Description of the task — In the listing below, find every line containing "price" and copy it out.

Dataset excerpts —
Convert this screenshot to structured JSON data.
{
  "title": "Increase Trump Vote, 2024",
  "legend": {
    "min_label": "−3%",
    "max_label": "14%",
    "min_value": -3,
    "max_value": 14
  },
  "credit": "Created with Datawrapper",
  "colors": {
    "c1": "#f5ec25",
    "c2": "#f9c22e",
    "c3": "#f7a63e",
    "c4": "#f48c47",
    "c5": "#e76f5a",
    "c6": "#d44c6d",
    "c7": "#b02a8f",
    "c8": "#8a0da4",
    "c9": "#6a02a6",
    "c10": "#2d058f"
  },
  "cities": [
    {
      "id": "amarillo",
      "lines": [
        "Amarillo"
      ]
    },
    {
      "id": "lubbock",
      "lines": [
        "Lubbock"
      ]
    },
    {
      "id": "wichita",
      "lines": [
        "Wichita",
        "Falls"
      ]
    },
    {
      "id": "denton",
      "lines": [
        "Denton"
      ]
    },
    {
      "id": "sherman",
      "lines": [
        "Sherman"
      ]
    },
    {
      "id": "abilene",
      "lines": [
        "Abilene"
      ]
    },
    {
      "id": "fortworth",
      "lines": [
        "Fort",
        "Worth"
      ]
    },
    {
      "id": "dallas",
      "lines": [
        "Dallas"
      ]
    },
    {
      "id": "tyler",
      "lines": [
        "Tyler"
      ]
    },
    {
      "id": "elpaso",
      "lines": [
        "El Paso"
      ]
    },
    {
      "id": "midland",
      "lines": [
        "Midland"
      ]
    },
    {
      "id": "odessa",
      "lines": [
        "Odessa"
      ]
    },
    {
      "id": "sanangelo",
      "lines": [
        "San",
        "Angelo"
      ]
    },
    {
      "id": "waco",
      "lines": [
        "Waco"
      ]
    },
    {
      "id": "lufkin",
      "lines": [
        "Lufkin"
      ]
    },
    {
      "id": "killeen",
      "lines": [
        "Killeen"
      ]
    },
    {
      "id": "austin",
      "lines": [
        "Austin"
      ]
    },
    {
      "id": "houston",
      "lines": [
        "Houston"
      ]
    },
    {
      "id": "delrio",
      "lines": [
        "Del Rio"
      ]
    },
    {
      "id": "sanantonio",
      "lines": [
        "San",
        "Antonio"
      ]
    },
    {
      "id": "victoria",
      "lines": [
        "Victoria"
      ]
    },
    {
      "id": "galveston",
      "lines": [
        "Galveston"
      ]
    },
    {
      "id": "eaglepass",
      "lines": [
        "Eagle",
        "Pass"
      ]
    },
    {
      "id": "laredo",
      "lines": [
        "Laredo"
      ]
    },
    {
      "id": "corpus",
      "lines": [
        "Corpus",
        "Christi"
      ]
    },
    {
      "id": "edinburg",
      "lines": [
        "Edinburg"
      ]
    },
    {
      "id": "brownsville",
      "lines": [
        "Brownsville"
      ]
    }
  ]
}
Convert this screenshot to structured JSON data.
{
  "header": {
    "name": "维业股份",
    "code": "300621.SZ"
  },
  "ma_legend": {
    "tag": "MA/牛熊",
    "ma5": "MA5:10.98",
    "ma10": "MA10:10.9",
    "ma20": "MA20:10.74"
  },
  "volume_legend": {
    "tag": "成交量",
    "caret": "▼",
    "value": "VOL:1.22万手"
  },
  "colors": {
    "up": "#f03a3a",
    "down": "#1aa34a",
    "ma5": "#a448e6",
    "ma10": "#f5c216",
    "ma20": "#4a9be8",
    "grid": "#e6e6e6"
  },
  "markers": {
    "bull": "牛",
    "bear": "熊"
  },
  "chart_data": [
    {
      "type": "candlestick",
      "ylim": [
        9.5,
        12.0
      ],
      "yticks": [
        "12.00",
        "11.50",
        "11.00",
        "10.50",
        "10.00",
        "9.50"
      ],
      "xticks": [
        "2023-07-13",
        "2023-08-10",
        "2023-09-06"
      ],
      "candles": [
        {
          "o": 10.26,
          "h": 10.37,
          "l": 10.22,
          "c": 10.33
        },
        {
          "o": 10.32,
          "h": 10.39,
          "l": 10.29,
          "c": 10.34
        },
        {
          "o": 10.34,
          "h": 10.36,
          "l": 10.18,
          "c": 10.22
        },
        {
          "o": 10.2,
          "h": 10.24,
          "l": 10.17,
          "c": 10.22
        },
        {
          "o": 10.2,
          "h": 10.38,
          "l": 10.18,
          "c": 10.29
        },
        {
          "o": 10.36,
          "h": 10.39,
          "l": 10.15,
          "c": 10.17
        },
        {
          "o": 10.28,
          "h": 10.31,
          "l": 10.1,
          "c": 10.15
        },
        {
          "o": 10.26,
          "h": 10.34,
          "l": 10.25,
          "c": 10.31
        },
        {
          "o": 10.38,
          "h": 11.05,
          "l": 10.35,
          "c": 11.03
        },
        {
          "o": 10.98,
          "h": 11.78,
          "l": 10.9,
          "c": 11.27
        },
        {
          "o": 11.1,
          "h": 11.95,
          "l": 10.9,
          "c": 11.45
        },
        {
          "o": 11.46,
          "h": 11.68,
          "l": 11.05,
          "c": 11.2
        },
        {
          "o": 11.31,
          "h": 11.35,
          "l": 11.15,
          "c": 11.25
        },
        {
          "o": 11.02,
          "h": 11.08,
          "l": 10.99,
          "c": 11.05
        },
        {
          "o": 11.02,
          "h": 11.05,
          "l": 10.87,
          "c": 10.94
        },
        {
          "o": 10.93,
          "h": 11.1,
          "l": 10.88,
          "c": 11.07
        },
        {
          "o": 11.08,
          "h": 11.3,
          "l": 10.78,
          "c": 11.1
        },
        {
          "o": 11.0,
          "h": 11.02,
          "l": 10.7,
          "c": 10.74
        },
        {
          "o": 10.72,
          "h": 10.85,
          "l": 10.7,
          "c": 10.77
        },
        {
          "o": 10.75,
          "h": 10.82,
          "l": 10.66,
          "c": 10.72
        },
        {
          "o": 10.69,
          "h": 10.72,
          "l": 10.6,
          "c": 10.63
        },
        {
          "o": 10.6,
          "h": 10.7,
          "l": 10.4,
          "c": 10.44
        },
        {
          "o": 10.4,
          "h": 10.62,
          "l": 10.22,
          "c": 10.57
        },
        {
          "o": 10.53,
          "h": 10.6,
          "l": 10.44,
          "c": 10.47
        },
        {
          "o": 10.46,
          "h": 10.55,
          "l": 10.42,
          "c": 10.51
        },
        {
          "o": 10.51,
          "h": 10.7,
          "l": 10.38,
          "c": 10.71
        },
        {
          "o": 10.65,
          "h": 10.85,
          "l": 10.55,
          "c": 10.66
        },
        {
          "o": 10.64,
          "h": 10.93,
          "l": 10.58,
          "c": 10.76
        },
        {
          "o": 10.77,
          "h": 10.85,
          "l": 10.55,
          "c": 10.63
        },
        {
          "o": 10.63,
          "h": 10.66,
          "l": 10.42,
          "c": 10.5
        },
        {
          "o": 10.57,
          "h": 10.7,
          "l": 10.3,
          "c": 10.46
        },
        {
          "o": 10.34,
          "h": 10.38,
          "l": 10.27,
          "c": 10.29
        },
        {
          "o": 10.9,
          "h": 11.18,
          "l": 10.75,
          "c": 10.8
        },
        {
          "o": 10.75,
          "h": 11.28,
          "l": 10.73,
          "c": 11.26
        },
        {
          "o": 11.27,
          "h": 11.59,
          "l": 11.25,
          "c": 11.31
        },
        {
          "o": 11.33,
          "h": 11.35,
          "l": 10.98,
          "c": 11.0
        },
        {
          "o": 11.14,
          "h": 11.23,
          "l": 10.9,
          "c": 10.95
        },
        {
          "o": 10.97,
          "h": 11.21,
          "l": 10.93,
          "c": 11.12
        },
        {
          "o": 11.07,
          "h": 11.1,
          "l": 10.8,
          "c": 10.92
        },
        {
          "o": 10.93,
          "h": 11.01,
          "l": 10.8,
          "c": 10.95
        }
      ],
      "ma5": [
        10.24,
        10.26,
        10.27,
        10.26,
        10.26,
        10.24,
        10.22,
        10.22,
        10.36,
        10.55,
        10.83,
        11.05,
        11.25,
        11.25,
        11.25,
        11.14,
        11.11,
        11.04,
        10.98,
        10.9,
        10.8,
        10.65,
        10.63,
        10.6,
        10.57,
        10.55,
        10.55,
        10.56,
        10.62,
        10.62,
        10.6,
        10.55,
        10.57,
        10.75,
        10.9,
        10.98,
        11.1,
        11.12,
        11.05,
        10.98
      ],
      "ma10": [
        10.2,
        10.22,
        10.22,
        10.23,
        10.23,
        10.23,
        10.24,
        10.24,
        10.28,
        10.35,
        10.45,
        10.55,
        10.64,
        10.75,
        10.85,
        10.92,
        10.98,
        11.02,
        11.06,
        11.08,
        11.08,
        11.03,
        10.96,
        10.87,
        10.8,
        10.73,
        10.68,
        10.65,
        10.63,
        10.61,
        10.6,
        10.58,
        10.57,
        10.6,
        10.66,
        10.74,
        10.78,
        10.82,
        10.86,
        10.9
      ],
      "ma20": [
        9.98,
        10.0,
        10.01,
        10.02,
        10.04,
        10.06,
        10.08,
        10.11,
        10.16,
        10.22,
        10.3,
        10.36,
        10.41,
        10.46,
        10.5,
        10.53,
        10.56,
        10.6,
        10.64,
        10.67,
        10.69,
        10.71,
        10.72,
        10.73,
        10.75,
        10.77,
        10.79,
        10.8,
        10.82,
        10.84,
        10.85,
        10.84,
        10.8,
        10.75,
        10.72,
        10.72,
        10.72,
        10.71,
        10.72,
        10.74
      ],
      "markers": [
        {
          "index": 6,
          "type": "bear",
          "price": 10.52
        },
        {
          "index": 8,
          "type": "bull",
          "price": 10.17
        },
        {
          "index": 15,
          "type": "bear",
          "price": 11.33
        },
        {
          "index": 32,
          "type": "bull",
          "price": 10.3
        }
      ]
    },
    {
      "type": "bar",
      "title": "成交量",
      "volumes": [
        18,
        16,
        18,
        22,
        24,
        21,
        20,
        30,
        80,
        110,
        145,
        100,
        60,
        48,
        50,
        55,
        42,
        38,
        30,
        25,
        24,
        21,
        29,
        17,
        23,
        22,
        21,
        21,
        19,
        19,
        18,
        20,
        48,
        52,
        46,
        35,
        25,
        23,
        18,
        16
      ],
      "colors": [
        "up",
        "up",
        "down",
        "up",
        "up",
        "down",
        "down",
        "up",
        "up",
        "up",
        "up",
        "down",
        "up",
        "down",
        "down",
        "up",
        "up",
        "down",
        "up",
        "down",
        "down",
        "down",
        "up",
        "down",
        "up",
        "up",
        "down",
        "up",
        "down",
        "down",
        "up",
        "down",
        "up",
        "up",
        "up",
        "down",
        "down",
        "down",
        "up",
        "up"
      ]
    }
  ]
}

Written answer —
          "price": 10.52
          "price": 10.17
          "price": 11.33
          "price": 10.3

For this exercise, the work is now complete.